• [Task objective] Begin with the line holding "Transcribe the text in this document." and write out each following line to the end of the data, exactly. Pictures are left out.

• [Saved data entries]
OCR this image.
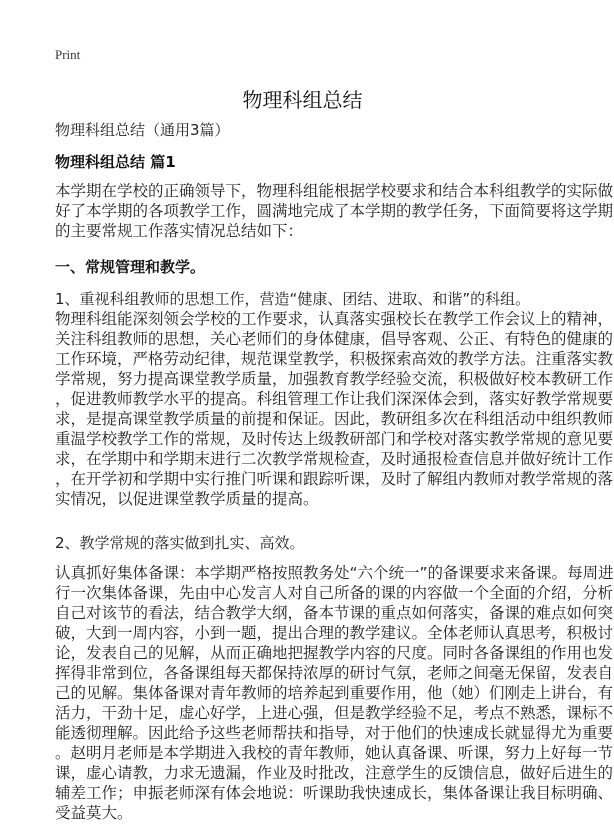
Print
物理科组总结
物理科组总结（通用3篇）
物理科组总结 篇1
本学期在学校的正确领导下，物理科组能根据学校要求和结合本科组教学的实际做
好了本学期的各项教学工作，圆满地完成了本学期的教学任务，下面简要将这学期
的主要常规工作落实情况总结如下：
一、常规管理和教学。
1、重视科组教师的思想工作，营造“健康、团结、进取、和谐”的科组。
物理科组能深刻领会学校的工作要求，认真落实强校长在教学工作会议上的精神，
关注科组教师的思想，关心老师们的身体健康，倡导客观、公正、有特色的健康的
工作环境，严格劳动纪律，规范课堂教学，积极探索高效的教学方法。注重落实教
学常规，努力提高课堂教学质量，加强教育教学经验交流，积极做好校本教研工作
，促进教师教学水平的提高。科组管理工作让我们深深体会到，落实好教学常规要
求，是提高课堂教学质量的前提和保证。因此，教研组多次在科组活动中组织教师
重温学校教学工作的常规，及时传达上级教研部门和学校对落实教学常规的意见要
求，在学期中和学期末进行二次教学常规检查，及时通报检查信息并做好统计工作
，在开学初和学期中实行推门听课和跟踪听课，及时了解组内教师对教学常规的落
实情况，以促进课堂教学质量的提高。
2、教学常规的落实做到扎实、高效。
认真抓好集体备课：本学期严格按照教务处“六个统一”的备课要求来备课。每周进
行一次集体备课，先由中心发言人对自己所备的课的内容做一个全面的介绍，分析
自己对该节的看法，结合教学大纲，备本节课的重点如何落实，备课的难点如何突
破，大到一周内容，小到一题，提出合理的教学建议。全体老师认真思考，积极讨
论，发表自己的见解，从而正确地把握教学内容的尺度。同时各备课组的作用也发
挥得非常到位，各备课组每天都保持浓厚的研讨气氛，老师之间毫无保留，发表自
己的见解。集体备课对青年教师的培养起到重要作用，他（她）们刚走上讲台，有
活力，干劲十足，虚心好学，上进心强，但是教学经验不足，考点不熟悉，课标不
能透彻理解。因此给予这些老师帮扶和指导，对于他们的快速成长就显得尤为重要
。赵明月老师是本学期进入我校的青年教师，她认真备课、听课，努力上好每一节
课，虚心请教，力求无遗漏，作业及时批改，注意学生的反馈信息，做好后进生的
辅差工作；申振老师深有体会地说：听课助我快速成长，集体备课让我目标明确、
受益莫大。
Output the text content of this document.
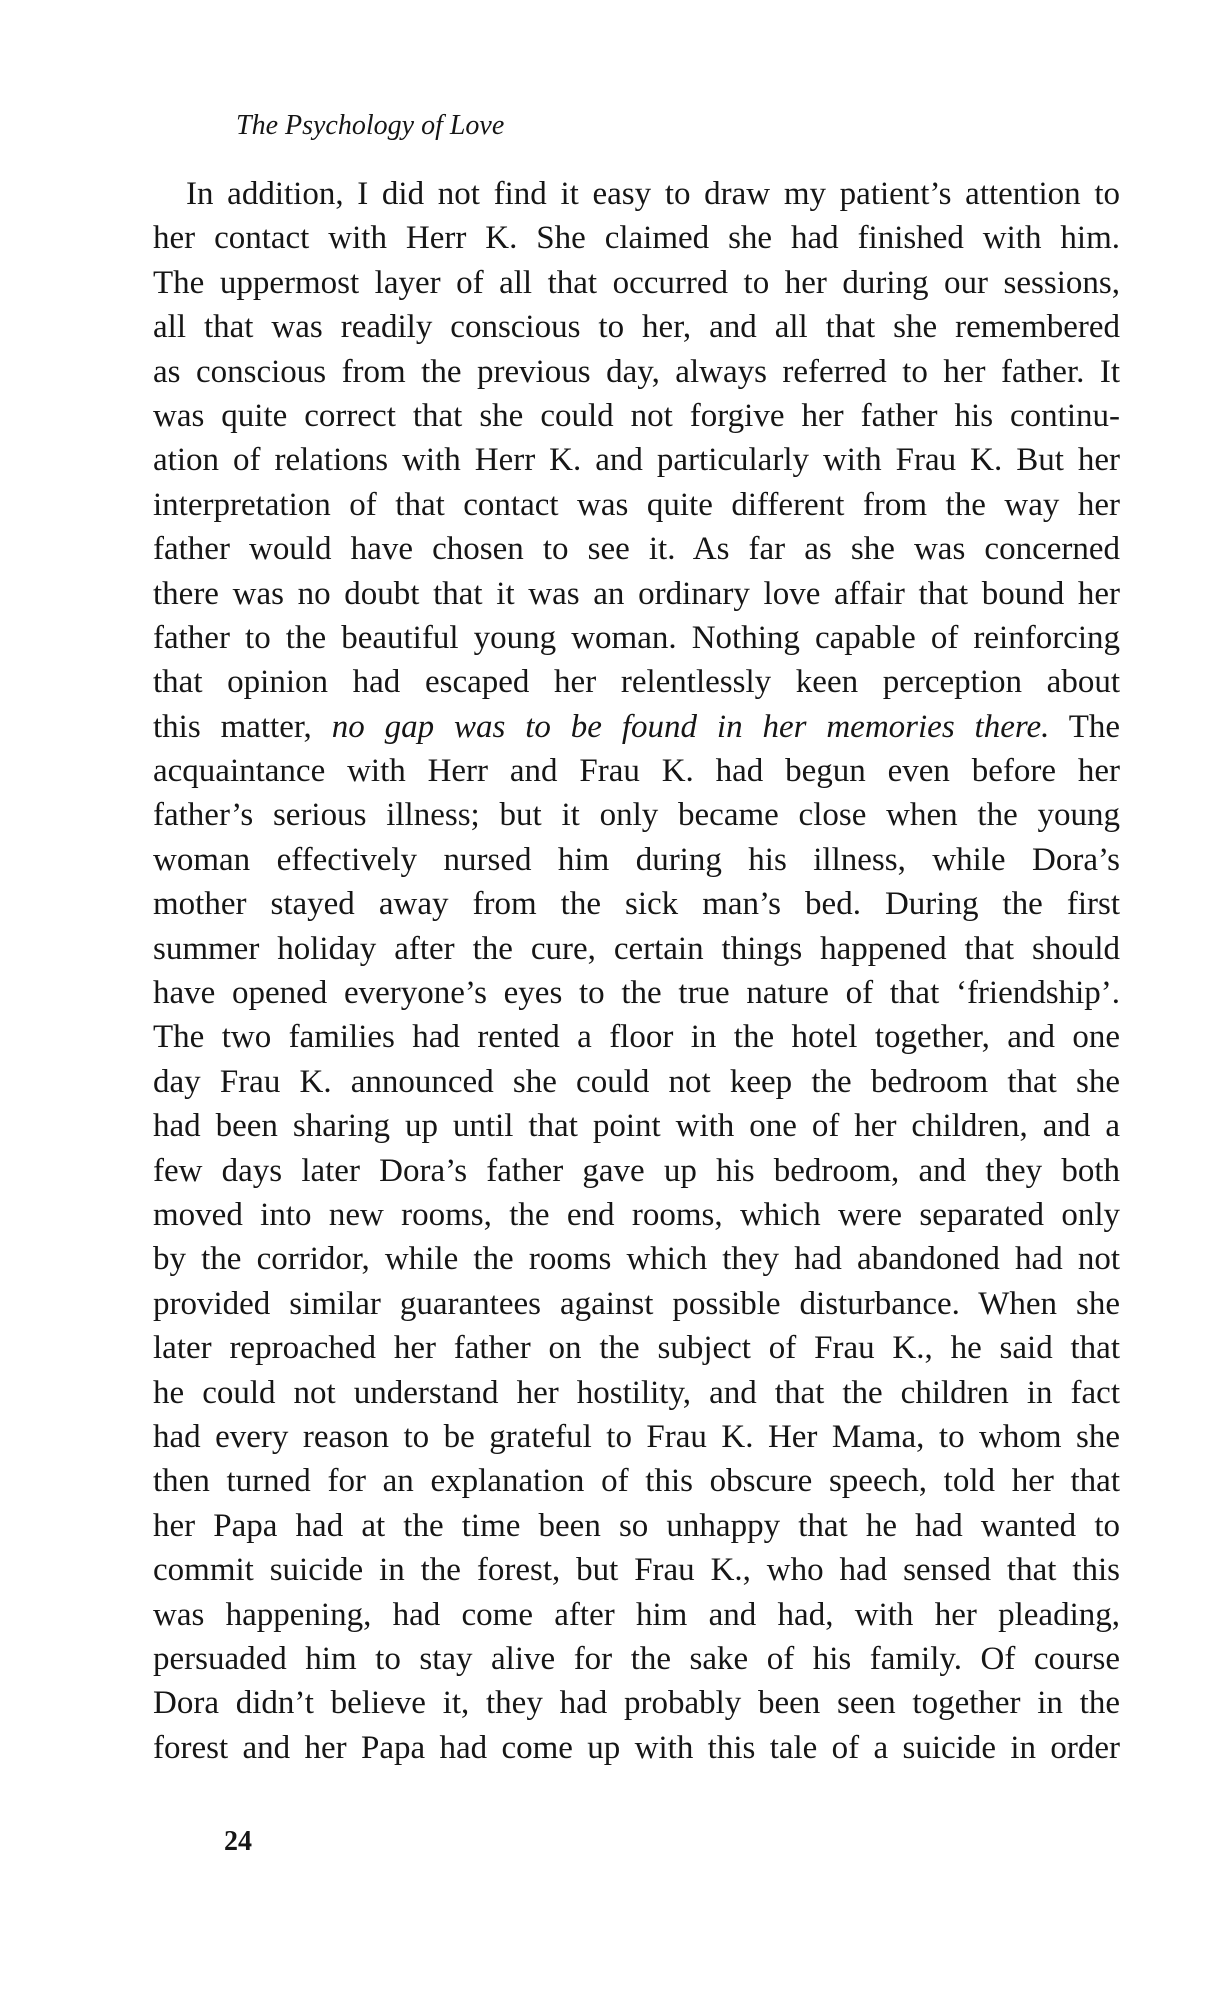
The Psychology of Love
In addition, I did not find it easy to draw my patient’s attention to
her contact with Herr K. She claimed she had finished with him.
The uppermost layer of all that occurred to her during our sessions,
all that was readily conscious to her, and all that she remembered
as conscious from the previous day, always referred to her father. It
was quite correct that she could not forgive her father his continu-
ation of relations with Herr K. and particularly with Frau K. But her
interpretation of that contact was quite different from the way her
father would have chosen to see it. As far as she was concerned
there was no doubt that it was an ordinary love affair that bound her
father to the beautiful young woman. Nothing capable of reinforcing
that opinion had escaped her relentlessly keen perception about
this matter, no gap was to be found in her memories there. The
acquaintance with Herr and Frau K. had begun even before her
father’s serious illness; but it only became close when the young
woman effectively nursed him during his illness, while Dora’s
mother stayed away from the sick man’s bed. During the first
summer holiday after the cure, certain things happened that should
have opened everyone’s eyes to the true nature of that ‘friendship’.
The two families had rented a floor in the hotel together, and one
day Frau K. announced she could not keep the bedroom that she
had been sharing up until that point with one of her children, and a
few days later Dora’s father gave up his bedroom, and they both
moved into new rooms, the end rooms, which were separated only
by the corridor, while the rooms which they had abandoned had not
provided similar guarantees against possible disturbance. When she
later reproached her father on the subject of Frau K., he said that
he could not understand her hostility, and that the children in fact
had every reason to be grateful to Frau K. Her Mama, to whom she
then turned for an explanation of this obscure speech, told her that
her Papa had at the time been so unhappy that he had wanted to
commit suicide in the forest, but Frau K., who had sensed that this
was happening, had come after him and had, with her pleading,
persuaded him to stay alive for the sake of his family. Of course
Dora didn’t believe it, they had probably been seen together in the
forest and her Papa had come up with this tale of a suicide in order
24
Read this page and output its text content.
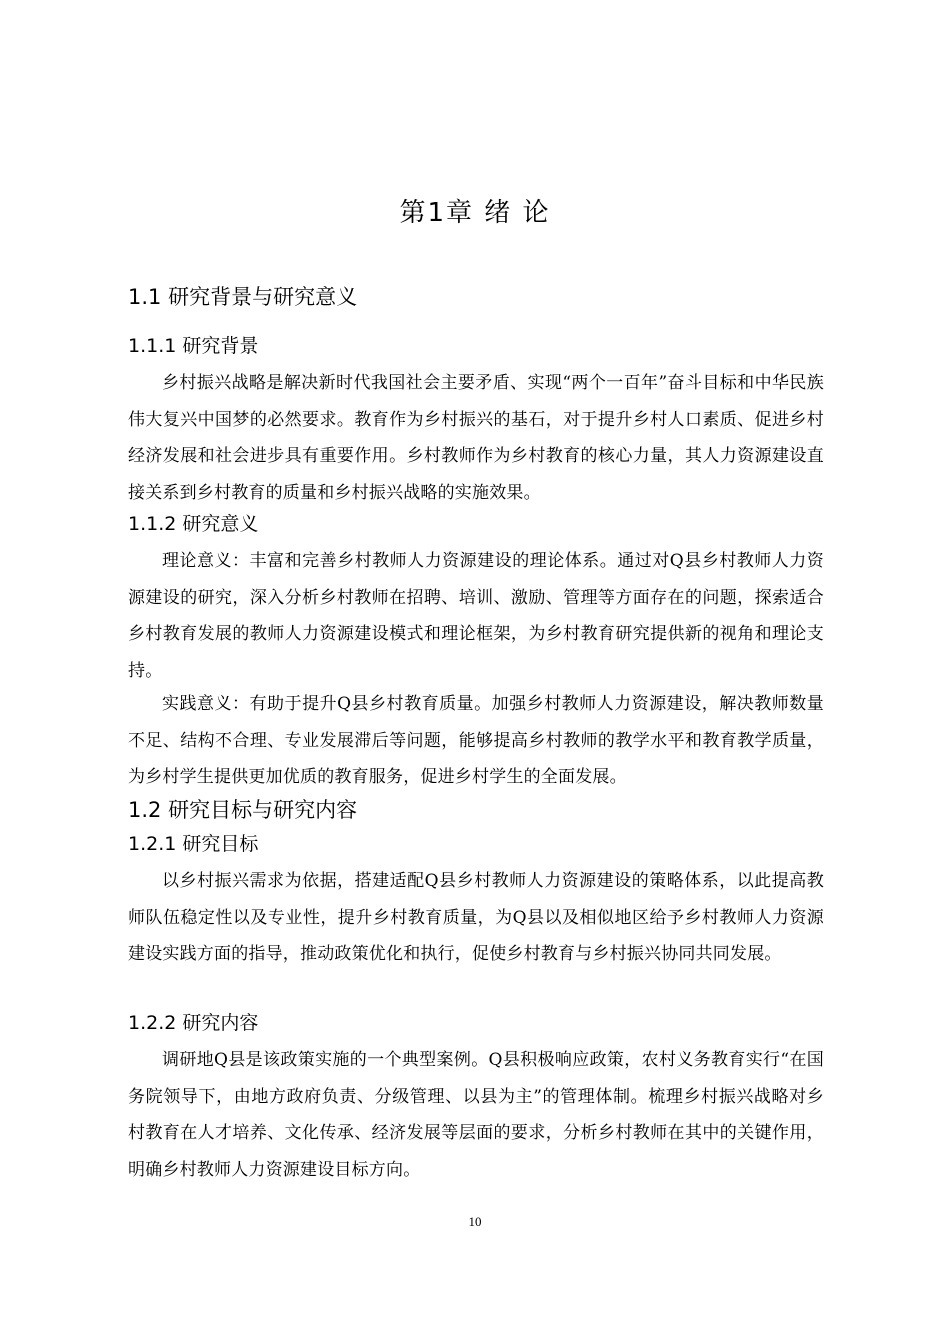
第1章 绪 论
1.1 研究背景与研究意义
1.1.1 研究背景

乡村振兴战略是解决新时代我国社会主要矛盾、实现“两个一百年”奋斗目标和中华民族伟大复兴中国梦的必然要求。教育作为乡村振兴的基石，对于提升乡村人口素质、促进乡村经济发展和社会进步具有重要作用。乡村教师作为乡村教育的核心力量，其人力资源建设直接关系到乡村教育的质量和乡村振兴战略的实施效果。

1.1.2 研究意义

理论意义：丰富和完善乡村教师人力资源建设的理论体系。通过对Q县乡村教师人力资源建设的研究，深入分析乡村教师在招聘、培训、激励、管理等方面存在的问题，探索适合乡村教育发展的教师人力资源建设模式和理论框架，为乡村教育研究提供新的视角和理论支持。

实践意义：有助于提升Q县乡村教育质量。加强乡村教师人力资源建设，解决教师数量不足、结构不合理、专业发展滞后等问题，能够提高乡村教师的教学水平和教育教学质量，为乡村学生提供更加优质的教育服务，促进乡村学生的全面发展。

1.2 研究目标与研究内容
1.2.1 研究目标

以乡村振兴需求为依据，搭建适配Q县乡村教师人力资源建设的策略体系，以此提高教师队伍稳定性以及专业性，提升乡村教育质量，为Q县以及相似地区给予乡村教师人力资源建设实践方面的指导，推动政策优化和执行，促使乡村教育与乡村振兴协同共同发展。

1.2.2 研究内容

调研地Q县是该政策实施的一个典型案例。Q县积极响应政策，农村义务教育实行“在国务院领导下，由地方政府负责、分级管理、以县为主”的管理体制。梳理乡村振兴战略对乡村教育在人才培养、文化传承、经济发展等层面的要求，分析乡村教师在其中的关键作用，明确乡村教师人力资源建设目标方向。

10
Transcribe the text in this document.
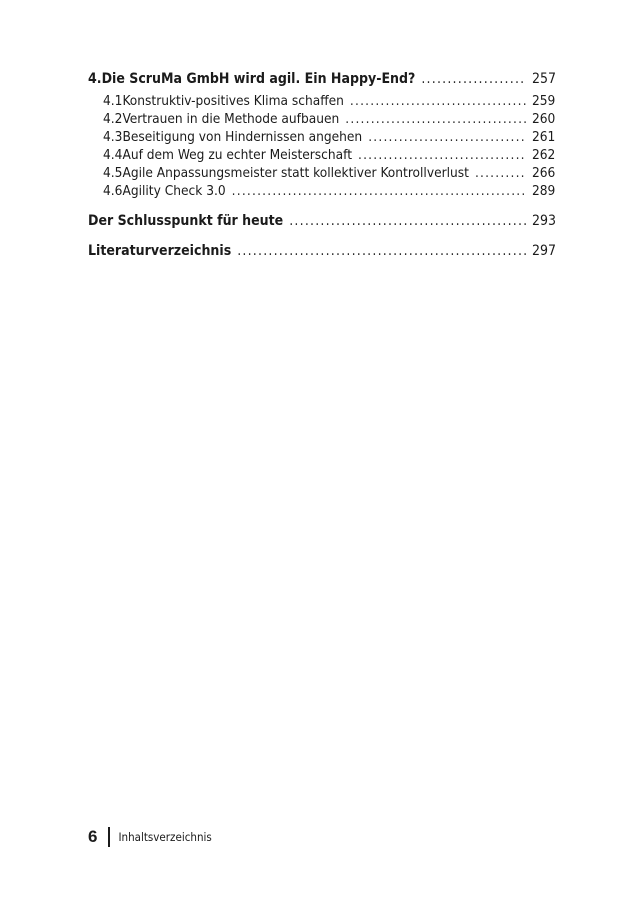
4. Die ScruMa GmbH wird agil. Ein Happy-End? .....	257
4.1 Konstruktiv-positives Klima schaffen .....	259
4.2 Vertrauen in die Methode aufbauen .....	260
4.3 Beseitigung von Hindernissen angehen .....	261
4.4 Auf dem Weg zu echter Meisterschaft .....	262
4.5 Agile Anpassungsmeister statt kollektiver Kontrollverlust .....	266
4.6 Agility Check 3.0 .....	289
Der Schlusspunkt für heute .....	293
Literaturverzeichnis .....	297
6 Inhaltsverzeichnis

• [Full output]
Transcribe the text in this document.
4. Die ScruMa GmbH wird agil. Ein Happy-End? .....	257
4.1 Konstruktiv-positives Klima schaffen .....	259
4.2 Vertrauen in die Methode aufbauen .....	260
4.3 Beseitigung von Hindernissen angehen .....	261
4.4 Auf dem Weg zu echter Meisterschaft .....	262
4.5 Agile Anpassungsmeister statt kollektiver Kontrollverlust .....	266
4.6 Agility Check 3.0 .....	289
Der Schlusspunkt für heute .....	293
Literaturverzeichnis .....	297
6 Inhaltsverzeichnis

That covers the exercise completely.